**What needs to be done**: Lines containing the word "color" should be extracted in full.

** START Records shown **

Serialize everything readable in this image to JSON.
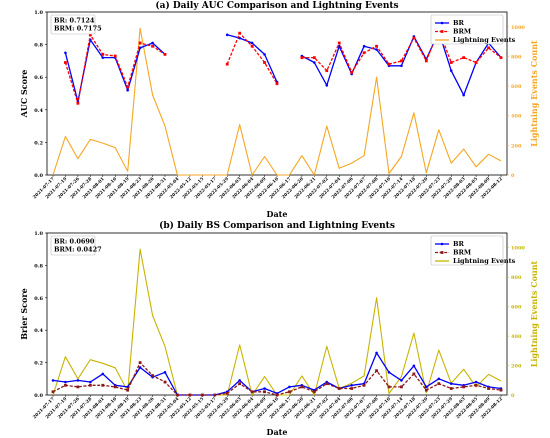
{
  "chart_data": [
    {
      "type": "line",
      "title": "(a) Daily AUC Comparison and Lightning Events",
      "xlabel": "Date",
      "ylabel": "AUC Score",
      "y2label": "Lightning Events Count",
      "ylim": [
        0,
        1.0
      ],
      "y2lim": [
        0,
        1100
      ],
      "yticks": [
        "0.0",
        "0.2",
        "0.4",
        "0.6",
        "0.8",
        "1.0"
      ],
      "y2ticks": [
        "0",
        "200",
        "400",
        "600",
        "800",
        "1000"
      ],
      "legend_position": "top-right",
      "grid": false,
      "stats": [
        "BR: 0.7124",
        "BRM: 0.7175"
      ],
      "x": [
        "2021-07-17",
        "2021-07-19",
        "2021-07-26",
        "2021-07-28",
        "2021-08-01",
        "2021-08-10",
        "2021-08-19",
        "2021-08-23",
        "2021-08-26",
        "2021-08-31",
        "2022-05-04",
        "2022-05-12",
        "2022-05-15",
        "2022-05-17",
        "2022-05-29",
        "2022-06-03",
        "2022-06-04",
        "2022-06-09",
        "2022-06-10",
        "2022-06-17",
        "2022-06-20",
        "2022-06-21",
        "2022-07-02",
        "2022-07-04",
        "2022-07-06",
        "2022-07-07",
        "2022-07-08",
        "2022-07-10",
        "2022-07-14",
        "2022-07-18",
        "2022-07-20",
        "2022-07-23",
        "2022-07-29",
        "2022-08-03",
        "2022-08-05",
        "2022-08-09",
        "2022-08-12"
      ],
      "series": [
        {
          "name": "BR",
          "color": "#0000ff",
          "style": "solid",
          "values": [
            null,
            0.75,
            0.45,
            0.83,
            0.72,
            0.72,
            0.52,
            0.78,
            0.81,
            0.74,
            null,
            null,
            null,
            null,
            0.86,
            0.84,
            0.81,
            0.74,
            0.57,
            null,
            0.73,
            0.69,
            0.55,
            0.79,
            0.62,
            0.79,
            0.77,
            0.67,
            0.67,
            0.85,
            0.71,
            0.88,
            0.64,
            0.49,
            0.69,
            0.81,
            0.72
          ]
        },
        {
          "name": "BRM",
          "color": "#ff0000",
          "style": "dashed",
          "values": [
            null,
            0.69,
            0.44,
            0.86,
            0.74,
            0.73,
            0.54,
            0.81,
            0.79,
            0.74,
            null,
            null,
            null,
            null,
            0.68,
            0.87,
            0.79,
            0.69,
            0.56,
            null,
            0.72,
            0.72,
            0.64,
            0.81,
            0.63,
            0.75,
            0.79,
            0.68,
            0.7,
            0.84,
            0.7,
            0.89,
            0.69,
            0.72,
            0.69,
            0.78,
            0.72
          ]
        },
        {
          "name": "Lightning Events",
          "color": "#f5a623",
          "style": "solid",
          "axis": "right",
          "values": [
            0,
            260,
            110,
            240,
            215,
            185,
            25,
            990,
            540,
            330,
            0,
            0,
            0,
            0,
            0,
            340,
            0,
            125,
            0,
            0,
            130,
            0,
            330,
            45,
            80,
            130,
            660,
            10,
            125,
            420,
            15,
            305,
            80,
            175,
            55,
            140,
            95
          ]
        }
      ]
    },
    {
      "type": "line",
      "title": "(b) Daily BS Comparison and Lightning Events",
      "xlabel": "Date",
      "ylabel": "Brier Score",
      "y2label": "Lightning Events Count",
      "ylim": [
        0,
        1.0
      ],
      "y2lim": [
        0,
        1100
      ],
      "yticks": [
        "0.0",
        "0.2",
        "0.4",
        "0.6",
        "0.8",
        "1.0"
      ],
      "y2ticks": [
        "0",
        "200",
        "400",
        "600",
        "800",
        "1000"
      ],
      "legend_position": "top-right",
      "grid": false,
      "stats": [
        "BR: 0.0690",
        "BRM: 0.0427"
      ],
      "x": [
        "2021-07-17",
        "2021-07-19",
        "2021-07-26",
        "2021-07-28",
        "2021-08-01",
        "2021-08-10",
        "2021-08-19",
        "2021-08-23",
        "2021-08-26",
        "2021-08-31",
        "2022-05-04",
        "2022-05-12",
        "2022-05-15",
        "2022-05-17",
        "2022-05-29",
        "2022-06-03",
        "2022-06-04",
        "2022-06-09",
        "2022-06-10",
        "2022-06-17",
        "2022-06-20",
        "2022-06-21",
        "2022-07-02",
        "2022-07-04",
        "2022-07-06",
        "2022-07-07",
        "2022-07-08",
        "2022-07-10",
        "2022-07-14",
        "2022-07-18",
        "2022-07-20",
        "2022-07-23",
        "2022-07-29",
        "2022-08-03",
        "2022-08-05",
        "2022-08-09",
        "2022-08-12"
      ],
      "series": [
        {
          "name": "BR",
          "color": "#0000ff",
          "style": "solid",
          "values": [
            0.09,
            0.08,
            0.09,
            0.08,
            0.13,
            0.06,
            0.05,
            0.17,
            0.11,
            0.14,
            0.0,
            0.0,
            0.0,
            0.0,
            0.02,
            0.09,
            0.02,
            0.04,
            0.01,
            0.05,
            0.06,
            0.03,
            0.08,
            0.04,
            0.06,
            0.07,
            0.26,
            0.14,
            0.09,
            0.18,
            0.05,
            0.1,
            0.07,
            0.06,
            0.08,
            0.05,
            0.04
          ]
        },
        {
          "name": "BRM",
          "color": "#8b1a1a",
          "style": "dashed",
          "values": [
            0.02,
            0.06,
            0.05,
            0.06,
            0.06,
            0.05,
            0.03,
            0.2,
            0.12,
            0.08,
            0.0,
            0.0,
            0.0,
            0.0,
            0.01,
            0.07,
            0.02,
            0.02,
            0.0,
            0.02,
            0.05,
            0.02,
            0.07,
            0.04,
            0.04,
            0.06,
            0.15,
            0.05,
            0.05,
            0.13,
            0.03,
            0.07,
            0.04,
            0.05,
            0.06,
            0.04,
            0.03
          ]
        },
        {
          "name": "Lightning Events",
          "color": "#c8b400",
          "style": "solid",
          "axis": "right",
          "values": [
            0,
            260,
            110,
            240,
            215,
            185,
            25,
            990,
            540,
            330,
            0,
            0,
            0,
            0,
            0,
            340,
            0,
            125,
            0,
            0,
            130,
            0,
            330,
            45,
            80,
            130,
            660,
            10,
            125,
            420,
            15,
            305,
            80,
            175,
            55,
            140,
            95
          ]
        }
      ]
    }
  ]
}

** END Records shown **

**Solution to this exercise**:
          "color": "#0000ff",
          "color": "#ff0000",
          "color": "#f5a623",
          "color": "#0000ff",
          "color": "#8b1a1a",
          "color": "#c8b400",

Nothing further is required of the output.